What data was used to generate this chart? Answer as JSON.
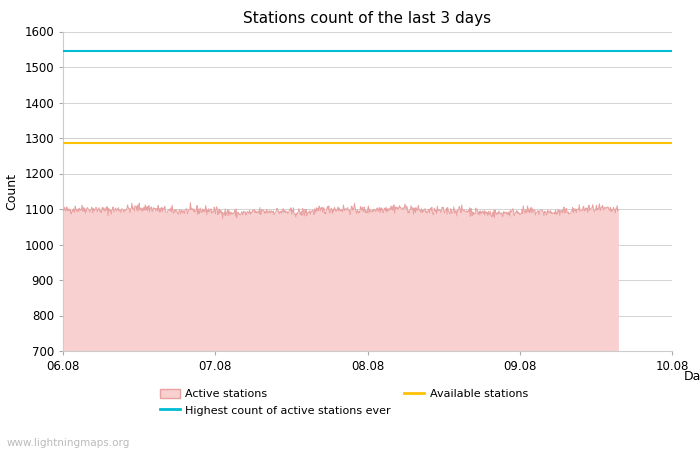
{
  "title": "Stations count of the last 3 days",
  "xlabel": "Day",
  "ylabel": "Count",
  "ylim": [
    700,
    1600
  ],
  "yticks": [
    700,
    800,
    900,
    1000,
    1100,
    1200,
    1300,
    1400,
    1500,
    1600
  ],
  "x_start": 0,
  "x_end": 4,
  "x_tick_positions": [
    0,
    1,
    2,
    3,
    4
  ],
  "x_tick_labels": [
    "06.08",
    "07.08",
    "08.08",
    "09.08",
    "10.08"
  ],
  "active_stations_base": 1095,
  "active_stations_noise": 6,
  "active_stations_fill_bottom": 700,
  "data_end_x": 3.65,
  "highest_count_ever": 1545,
  "available_stations": 1285,
  "active_fill_color": "#f9d0d0",
  "active_line_color": "#e8a0a0",
  "highest_line_color": "#00bcd4",
  "available_line_color": "#ffc107",
  "background_color": "#ffffff",
  "grid_color": "#cccccc",
  "title_fontsize": 11,
  "axis_label_fontsize": 9,
  "tick_fontsize": 8.5,
  "watermark": "www.lightningmaps.org",
  "watermark_fontsize": 7.5,
  "legend_labels": [
    "Active stations",
    "Highest count of active stations ever",
    "Available stations"
  ]
}
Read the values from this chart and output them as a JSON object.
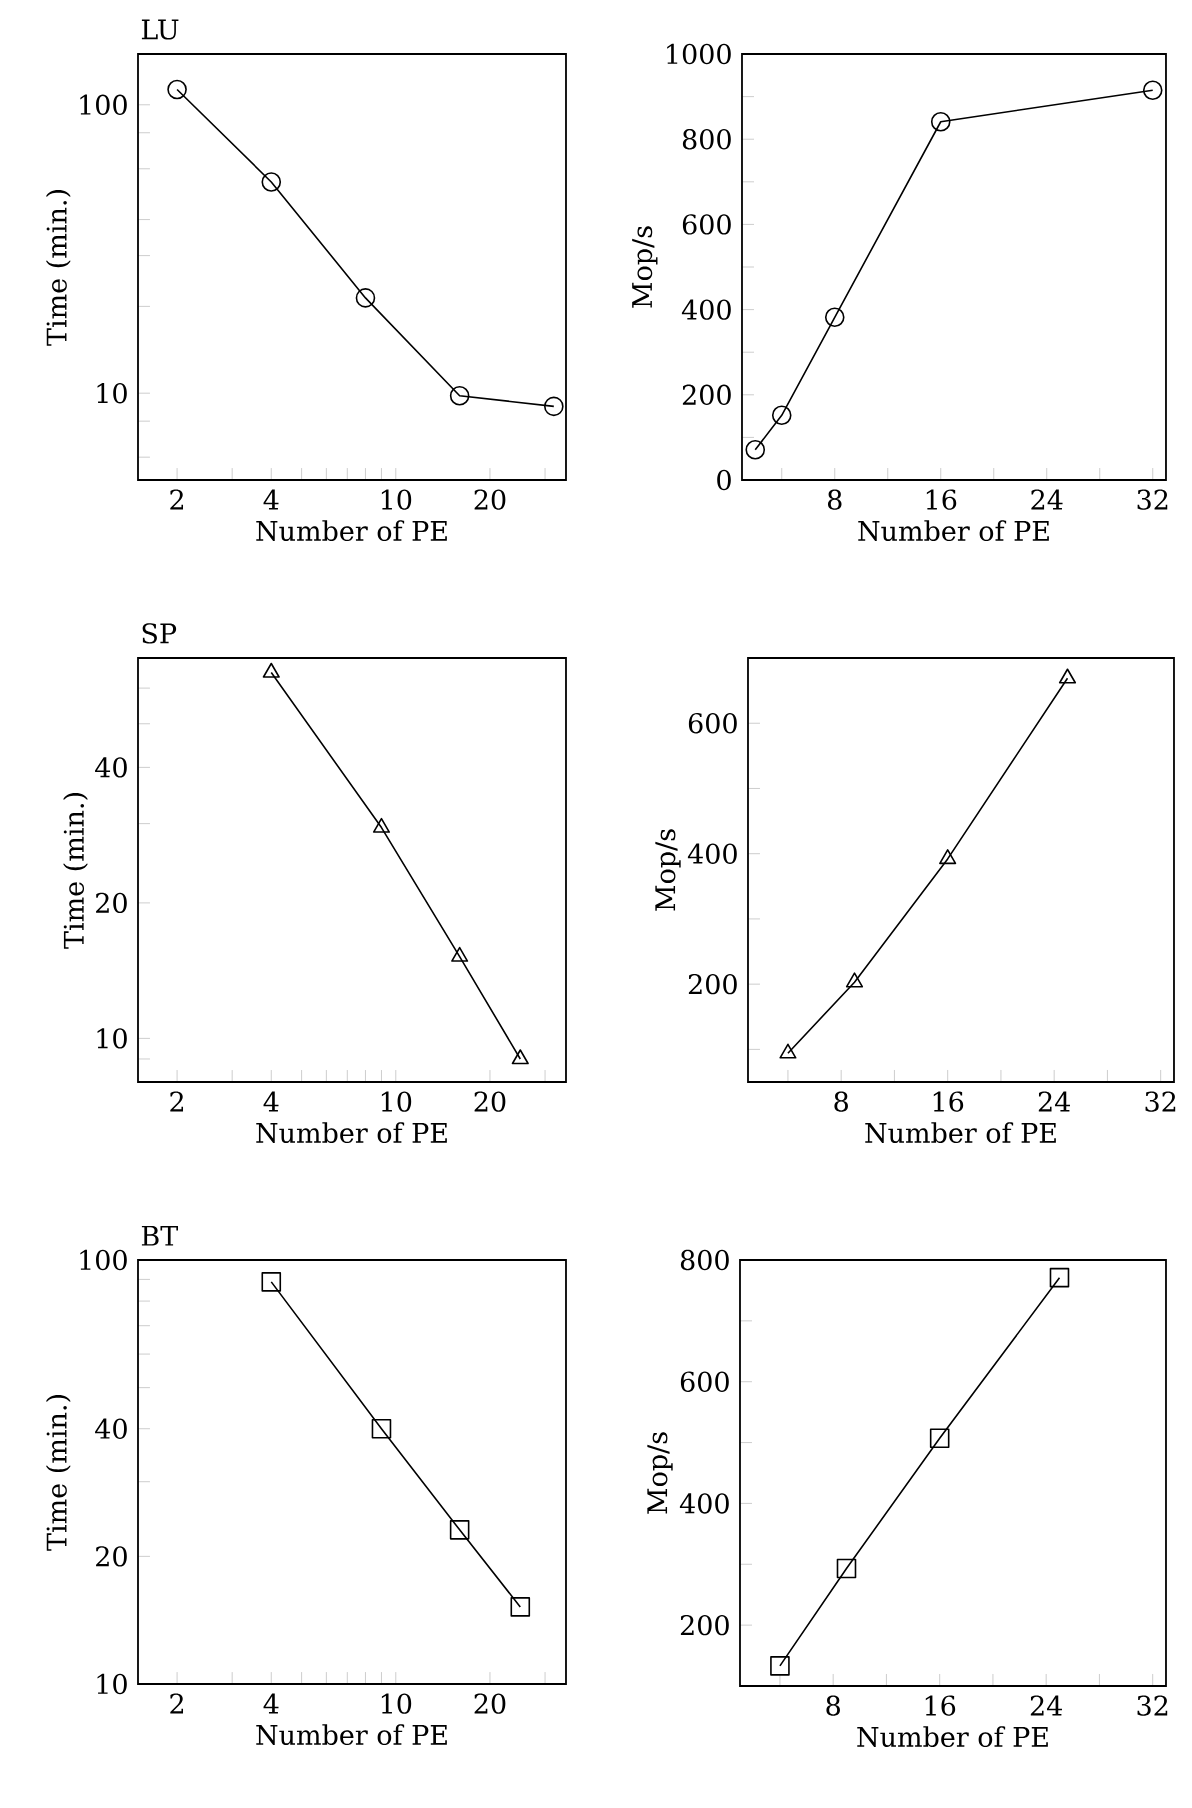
{
  "chart_data": [
    {
      "type": "line",
      "title": "LU",
      "xlabel": "Number of PE",
      "ylabel": "Time (min.)",
      "log": "xy",
      "marker": "circle",
      "x": [
        2,
        4,
        8,
        16,
        32
      ],
      "series": [
        {
          "color": "#000000",
          "values": [
            113,
            54,
            21.4,
            9.8,
            9.0
          ]
        }
      ],
      "xlim": [
        1.5,
        35
      ],
      "ylim": [
        5,
        150
      ],
      "xticks": [
        2,
        {
          "value": 3,
          "label": null
        },
        4,
        {
          "value": 5,
          "label": null
        },
        {
          "value": 6,
          "label": null
        },
        {
          "value": 7,
          "label": null
        },
        {
          "value": 8,
          "label": null
        },
        {
          "value": 9,
          "label": null
        },
        10,
        20,
        {
          "value": 30,
          "label": null
        }
      ],
      "yticks": [
        {
          "value": 6,
          "label": null
        },
        {
          "value": 8,
          "label": null
        },
        10,
        {
          "value": 20,
          "label": null
        },
        {
          "value": 30,
          "label": null
        },
        {
          "value": 40,
          "label": null
        },
        {
          "value": 60,
          "label": null
        },
        {
          "value": 80,
          "label": null
        },
        100
      ]
    },
    {
      "type": "line",
      "xlabel": "Number of PE",
      "ylabel": "Mop/s",
      "marker": "circle",
      "x": [
        2,
        4,
        8,
        16,
        32
      ],
      "series": [
        {
          "color": "#000000",
          "values": [
            71,
            152,
            382,
            841,
            915
          ]
        }
      ],
      "xlim": [
        1,
        33
      ],
      "ylim": [
        0,
        1000
      ],
      "xticks": [
        {
          "value": 4,
          "label": null
        },
        8,
        {
          "value": 12,
          "label": null
        },
        16,
        {
          "value": 20,
          "label": null
        },
        24,
        {
          "value": 28,
          "label": null
        },
        32
      ],
      "yticks": [
        0,
        {
          "value": 100,
          "label": null
        },
        200,
        {
          "value": 300,
          "label": null
        },
        400,
        {
          "value": 500,
          "label": null
        },
        600,
        {
          "value": 700,
          "label": null
        },
        800,
        {
          "value": 900,
          "label": null
        },
        1000
      ]
    },
    {
      "type": "line",
      "title": "SP",
      "xlabel": "Number of PE",
      "ylabel": "Time (min.)",
      "log": "xy",
      "marker": "triangle",
      "x": [
        4,
        9,
        16,
        25
      ],
      "series": [
        {
          "color": "#000000",
          "values": [
            65,
            29.4,
            15.2,
            9.0
          ]
        }
      ],
      "xlim": [
        1.5,
        35
      ],
      "ylim": [
        8,
        70
      ],
      "xticks": [
        2,
        {
          "value": 3,
          "label": null
        },
        4,
        {
          "value": 5,
          "label": null
        },
        {
          "value": 6,
          "label": null
        },
        {
          "value": 7,
          "label": null
        },
        {
          "value": 8,
          "label": null
        },
        {
          "value": 9,
          "label": null
        },
        10,
        20,
        {
          "value": 30,
          "label": null
        }
      ],
      "yticks": [
        {
          "value": 9,
          "label": null
        },
        10,
        20,
        {
          "value": 30,
          "label": null
        },
        40,
        {
          "value": 50,
          "label": null
        },
        {
          "value": 60,
          "label": null
        }
      ]
    },
    {
      "type": "line",
      "xlabel": "Number of PE",
      "ylabel": "Mop/s",
      "marker": "triangle",
      "x": [
        4,
        9,
        16,
        25
      ],
      "series": [
        {
          "color": "#000000",
          "values": [
            94,
            203,
            392,
            669
          ]
        }
      ],
      "xlim": [
        1,
        33
      ],
      "ylim": [
        50,
        700
      ],
      "xticks": [
        {
          "value": 4,
          "label": null
        },
        8,
        {
          "value": 12,
          "label": null
        },
        16,
        {
          "value": 20,
          "label": null
        },
        24,
        {
          "value": 28,
          "label": null
        },
        32
      ],
      "yticks": [
        {
          "value": 100,
          "label": null
        },
        200,
        {
          "value": 300,
          "label": null
        },
        400,
        {
          "value": 500,
          "label": null
        },
        600
      ]
    },
    {
      "type": "line",
      "title": "BT",
      "xlabel": "Number of PE",
      "ylabel": "Time (min.)",
      "log": "xy",
      "marker": "square",
      "x": [
        4,
        9,
        16,
        25
      ],
      "series": [
        {
          "color": "#000000",
          "values": [
            88.8,
            40,
            23.1,
            15.2
          ]
        }
      ],
      "xlim": [
        1.5,
        35
      ],
      "ylim": [
        10,
        100
      ],
      "xticks": [
        2,
        {
          "value": 3,
          "label": null
        },
        4,
        {
          "value": 5,
          "label": null
        },
        {
          "value": 6,
          "label": null
        },
        {
          "value": 7,
          "label": null
        },
        {
          "value": 8,
          "label": null
        },
        {
          "value": 9,
          "label": null
        },
        10,
        20,
        {
          "value": 30,
          "label": null
        }
      ],
      "yticks": [
        10,
        20,
        {
          "value": 30,
          "label": null
        },
        40,
        {
          "value": 50,
          "label": null
        },
        {
          "value": 60,
          "label": null
        },
        {
          "value": 70,
          "label": null
        },
        {
          "value": 80,
          "label": null
        },
        {
          "value": 90,
          "label": null
        },
        100
      ]
    },
    {
      "type": "line",
      "xlabel": "Number of PE",
      "ylabel": "Mop/s",
      "marker": "square",
      "x": [
        4,
        9,
        16,
        25
      ],
      "series": [
        {
          "color": "#000000",
          "values": [
            133,
            293,
            507,
            771
          ]
        }
      ],
      "xlim": [
        1,
        33
      ],
      "ylim": [
        100,
        800
      ],
      "xticks": [
        {
          "value": 4,
          "label": null
        },
        8,
        {
          "value": 12,
          "label": null
        },
        16,
        {
          "value": 20,
          "label": null
        },
        24,
        {
          "value": 28,
          "label": null
        },
        32
      ],
      "yticks": [
        200,
        {
          "value": 300,
          "label": null
        },
        400,
        {
          "value": 500,
          "label": null
        },
        600,
        {
          "value": 700,
          "label": null
        },
        800
      ]
    }
  ]
}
##########
GIVEN EXERCISE: Reproduce every entry word for word, but skip any pictures.

FINAL RESULT:
What data was used to generate this chart? Answer as JSON.
{
  "title": "Stations count of the last 3 days",
  "xlabel": "Day",
  "ylabel": "Count",
  "ylim": [
    700,
    1600
  ],
  "yticks": [
    700,
    800,
    900,
    1000,
    1100,
    1200,
    1300,
    1400,
    1500,
    1600
  ],
  "x_start": 0,
  "x_end": 4,
  "x_tick_positions": [
    0,
    1,
    2,
    3,
    4
  ],
  "x_tick_labels": [
    "06.08",
    "07.08",
    "08.08",
    "09.08",
    "10.08"
  ],
  "active_stations_base": 1095,
  "active_stations_noise": 6,
  "active_stations_fill_bottom": 700,
  "data_end_x": 3.65,
  "highest_count_ever": 1545,
  "available_stations": 1285,
  "active_fill_color": "#f9d0d0",
  "active_line_color": "#e8a0a0",
  "highest_line_color": "#00bcd4",
  "available_line_color": "#ffc107",
  "background_color": "#ffffff",
  "grid_color": "#cccccc",
  "title_fontsize": 11,
  "axis_label_fontsize": 9,
  "tick_fontsize": 8.5,
  "watermark": "www.lightningmaps.org",
  "watermark_fontsize": 7.5,
  "legend_labels": [
    "Active stations",
    "Highest count of active stations ever",
    "Available stations"
  ]
}
Read the values from this chart and output them as a JSON object.
{
  "chart_data": [
    {
      "type": "line",
      "title": "LU",
      "xlabel": "Number of PE",
      "ylabel": "Time (min.)",
      "log": "xy",
      "marker": "circle",
      "x": [
        2,
        4,
        8,
        16,
        32
      ],
      "series": [
        {
          "color": "#000000",
          "values": [
            113,
            54,
            21.4,
            9.8,
            9.0
          ]
        }
      ],
      "xlim": [
        1.5,
        35
      ],
      "ylim": [
        5,
        150
      ],
      "xticks": [
        2,
        {
          "value": 3,
          "label": null
        },
        4,
        {
          "value": 5,
          "label": null
        },
        {
          "value": 6,
          "label": null
        },
        {
          "value": 7,
          "label": null
        },
        {
          "value": 8,
          "label": null
        },
        {
          "value": 9,
          "label": null
        },
        10,
        20,
        {
          "value": 30,
          "label": null
        }
      ],
      "yticks": [
        {
          "value": 6,
          "label": null
        },
        {
          "value": 8,
          "label": null
        },
        10,
        {
          "value": 20,
          "label": null
        },
        {
          "value": 30,
          "label": null
        },
        {
          "value": 40,
          "label": null
        },
        {
          "value": 60,
          "label": null
        },
        {
          "value": 80,
          "label": null
        },
        100
      ]
    },
    {
      "type": "line",
      "xlabel": "Number of PE",
      "ylabel": "Mop/s",
      "marker": "circle",
      "x": [
        2,
        4,
        8,
        16,
        32
      ],
      "series": [
        {
          "color": "#000000",
          "values": [
            71,
            152,
            382,
            841,
            915
          ]
        }
      ],
      "xlim": [
        1,
        33
      ],
      "ylim": [
        0,
        1000
      ],
      "xticks": [
        {
          "value": 4,
          "label": null
        },
        8,
        {
          "value": 12,
          "label": null
        },
        16,
        {
          "value": 20,
          "label": null
        },
        24,
        {
          "value": 28,
          "label": null
        },
        32
      ],
      "yticks": [
        0,
        {
          "value": 100,
          "label": null
        },
        200,
        {
          "value": 300,
          "label": null
        },
        400,
        {
          "value": 500,
          "label": null
        },
        600,
        {
          "value": 700,
          "label": null
        },
        800,
        {
          "value": 900,
          "label": null
        },
        1000
      ]
    },
    {
      "type": "line",
      "title": "SP",
      "xlabel": "Number of PE",
      "ylabel": "Time (min.)",
      "log": "xy",
      "marker": "triangle",
      "x": [
        4,
        9,
        16,
        25
      ],
      "series": [
        {
          "color": "#000000",
          "values": [
            65,
            29.4,
            15.2,
            9.0
          ]
        }
      ],
      "xlim": [
        1.5,
        35
      ],
      "ylim": [
        8,
        70
      ],
      "xticks": [
        2,
        {
          "value": 3,
          "label": null
        },
        4,
        {
          "value": 5,
          "label": null
        },
        {
          "value": 6,
          "label": null
        },
        {
          "value": 7,
          "label": null
        },
        {
          "value": 8,
          "label": null
        },
        {
          "value": 9,
          "label": null
        },
        10,
        20,
        {
          "value": 30,
          "label": null
        }
      ],
      "yticks": [
        {
          "value": 9,
          "label": null
        },
        10,
        20,
        {
          "value": 30,
          "label": null
        },
        40,
        {
          "value": 50,
          "label": null
        },
        {
          "value": 60,
          "label": null
        }
      ]
    },
    {
      "type": "line",
      "xlabel": "Number of PE",
      "ylabel": "Mop/s",
      "marker": "triangle",
      "x": [
        4,
        9,
        16,
        25
      ],
      "series": [
        {
          "color": "#000000",
          "values": [
            94,
            203,
            392,
            669
          ]
        }
      ],
      "xlim": [
        1,
        33
      ],
      "ylim": [
        50,
        700
      ],
      "xticks": [
        {
          "value": 4,
          "label": null
        },
        8,
        {
          "value": 12,
          "label": null
        },
        16,
        {
          "value": 20,
          "label": null
        },
        24,
        {
          "value": 28,
          "label": null
        },
        32
      ],
      "yticks": [
        {
          "value": 100,
          "label": null
        },
        200,
        {
          "value": 300,
          "label": null
        },
        400,
        {
          "value": 500,
          "label": null
        },
        600
      ]
    },
    {
      "type": "line",
      "title": "BT",
      "xlabel": "Number of PE",
      "ylabel": "Time (min.)",
      "log": "xy",
      "marker": "square",
      "x": [
        4,
        9,
        16,
        25
      ],
      "series": [
        {
          "color": "#000000",
          "values": [
            88.8,
            40,
            23.1,
            15.2
          ]
        }
      ],
      "xlim": [
        1.5,
        35
      ],
      "ylim": [
        10,
        100
      ],
      "xticks": [
        2,
        {
          "value": 3,
          "label": null
        },
        4,
        {
          "value": 5,
          "label": null
        },
        {
          "value": 6,
          "label": null
        },
        {
          "value": 7,
          "label": null
        },
        {
          "value": 8,
          "label": null
        },
        {
          "value": 9,
          "label": null
        },
        10,
        20,
        {
          "value": 30,
          "label": null
        }
      ],
      "yticks": [
        10,
        20,
        {
          "value": 30,
          "label": null
        },
        40,
        {
          "value": 50,
          "label": null
        },
        {
          "value": 60,
          "label": null
        },
        {
          "value": 70,
          "label": null
        },
        {
          "value": 80,
          "label": null
        },
        {
          "value": 90,
          "label": null
        },
        100
      ]
    },
    {
      "type": "line",
      "xlabel": "Number of PE",
      "ylabel": "Mop/s",
      "marker": "square",
      "x": [
        4,
        9,
        16,
        25
      ],
      "series": [
        {
          "color": "#000000",
          "values": [
            133,
            293,
            507,
            771
          ]
        }
      ],
      "xlim": [
        1,
        33
      ],
      "ylim": [
        100,
        800
      ],
      "xticks": [
        {
          "value": 4,
          "label": null
        },
        8,
        {
          "value": 12,
          "label": null
        },
        16,
        {
          "value": 20,
          "label": null
        },
        24,
        {
          "value": 28,
          "label": null
        },
        32
      ],
      "yticks": [
        200,
        {
          "value": 300,
          "label": null
        },
        400,
        {
          "value": 500,
          "label": null
        },
        600,
        {
          "value": 700,
          "label": null
        },
        800
      ]
    }
  ]
}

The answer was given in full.